>> BEGIN DATA SUPPLIED

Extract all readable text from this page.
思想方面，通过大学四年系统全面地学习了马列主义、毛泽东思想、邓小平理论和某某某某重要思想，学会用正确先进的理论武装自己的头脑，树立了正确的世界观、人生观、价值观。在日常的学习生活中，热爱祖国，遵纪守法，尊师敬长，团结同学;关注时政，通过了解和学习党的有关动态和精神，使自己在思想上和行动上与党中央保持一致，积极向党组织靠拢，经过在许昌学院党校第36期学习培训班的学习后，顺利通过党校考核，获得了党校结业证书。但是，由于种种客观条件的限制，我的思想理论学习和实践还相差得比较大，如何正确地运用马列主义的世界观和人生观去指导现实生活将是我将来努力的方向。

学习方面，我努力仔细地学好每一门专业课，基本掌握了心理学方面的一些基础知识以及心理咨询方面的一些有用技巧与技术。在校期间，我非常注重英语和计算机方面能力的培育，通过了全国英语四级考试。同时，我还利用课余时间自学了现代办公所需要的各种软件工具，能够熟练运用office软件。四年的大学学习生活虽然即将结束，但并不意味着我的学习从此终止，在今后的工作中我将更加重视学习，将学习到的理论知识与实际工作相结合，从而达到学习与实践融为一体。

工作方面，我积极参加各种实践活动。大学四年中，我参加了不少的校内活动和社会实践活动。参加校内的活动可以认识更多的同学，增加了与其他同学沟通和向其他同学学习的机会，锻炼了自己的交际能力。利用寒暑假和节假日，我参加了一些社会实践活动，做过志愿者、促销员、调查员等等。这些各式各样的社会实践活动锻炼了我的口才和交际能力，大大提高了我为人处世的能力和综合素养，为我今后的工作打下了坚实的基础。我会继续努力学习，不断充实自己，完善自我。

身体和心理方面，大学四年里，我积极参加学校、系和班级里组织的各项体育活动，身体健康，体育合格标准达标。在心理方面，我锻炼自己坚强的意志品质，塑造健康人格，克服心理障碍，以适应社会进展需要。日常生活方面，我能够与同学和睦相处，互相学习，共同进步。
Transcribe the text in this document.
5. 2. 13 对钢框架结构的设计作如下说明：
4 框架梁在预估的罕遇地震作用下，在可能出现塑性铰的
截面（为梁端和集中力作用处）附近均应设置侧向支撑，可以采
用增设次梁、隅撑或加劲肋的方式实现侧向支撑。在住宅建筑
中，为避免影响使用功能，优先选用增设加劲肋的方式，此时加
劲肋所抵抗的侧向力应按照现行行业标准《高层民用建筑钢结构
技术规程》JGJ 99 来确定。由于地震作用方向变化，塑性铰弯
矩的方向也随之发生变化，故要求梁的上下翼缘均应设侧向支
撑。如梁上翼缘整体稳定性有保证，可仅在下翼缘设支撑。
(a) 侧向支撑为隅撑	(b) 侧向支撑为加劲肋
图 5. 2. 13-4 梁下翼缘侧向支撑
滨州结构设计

>> END DATA SUPPLIED

* **GIVEN TASK**
All of the entries should be written out again exactly.

* **THE ANSWER**
Extract all readable text from this page.
思想方面，通过大学四年系统全面地学习了马列主义、毛泽东思想、邓小平理论和某某某某重要思想，学会用正确先进的理论武装自己的头脑，树立了正确的世界观、人生观、价值观。在日常的学习生活中，热爱祖国，遵纪守法，尊师敬长，团结同学;关注时政，通过了解和学习党的有关动态和精神，使自己在思想上和行动上与党中央保持一致，积极向党组织靠拢，经过在许昌学院党校第36期学习培训班的学习后，顺利通过党校考核，获得了党校结业证书。但是，由于种种客观条件的限制，我的思想理论学习和实践还相差得比较大，如何正确地运用马列主义的世界观和人生观去指导现实生活将是我将来努力的方向。

学习方面，我努力仔细地学好每一门专业课，基本掌握了心理学方面的一些基础知识以及心理咨询方面的一些有用技巧与技术。在校期间，我非常注重英语和计算机方面能力的培育，通过了全国英语四级考试。同时，我还利用课余时间自学了现代办公所需要的各种软件工具，能够熟练运用office软件。四年的大学学习生活虽然即将结束，但并不意味着我的学习从此终止，在今后的工作中我将更加重视学习，将学习到的理论知识与实际工作相结合，从而达到学习与实践融为一体。

工作方面，我积极参加各种实践活动。大学四年中，我参加了不少的校内活动和社会实践活动。参加校内的活动可以认识更多的同学，增加了与其他同学沟通和向其他同学学习的机会，锻炼了自己的交际能力。利用寒暑假和节假日，我参加了一些社会实践活动，做过志愿者、促销员、调查员等等。这些各式各样的社会实践活动锻炼了我的口才和交际能力，大大提高了我为人处世的能力和综合素养，为我今后的工作打下了坚实的基础。我会继续努力学习，不断充实自己，完善自我。

身体和心理方面，大学四年里，我积极参加学校、系和班级里组织的各项体育活动，身体健康，体育合格标准达标。在心理方面，我锻炼自己坚强的意志品质，塑造健康人格，克服心理障碍，以适应社会进展需要。日常生活方面，我能够与同学和睦相处，互相学习，共同进步。
Transcribe the text in this document.
5. 2. 13 对钢框架结构的设计作如下说明：
4 框架梁在预估的罕遇地震作用下，在可能出现塑性铰的
截面（为梁端和集中力作用处）附近均应设置侧向支撑，可以采
用增设次梁、隅撑或加劲肋的方式实现侧向支撑。在住宅建筑
中，为避免影响使用功能，优先选用增设加劲肋的方式，此时加
劲肋所抵抗的侧向力应按照现行行业标准《高层民用建筑钢结构
技术规程》JGJ 99 来确定。由于地震作用方向变化，塑性铰弯
矩的方向也随之发生变化，故要求梁的上下翼缘均应设侧向支
撑。如梁上翼缘整体稳定性有保证，可仅在下翼缘设支撑。
(a) 侧向支撑为隅撑	(b) 侧向支撑为加劲肋
图 5. 2. 13-4 梁下翼缘侧向支撑
滨州结构设计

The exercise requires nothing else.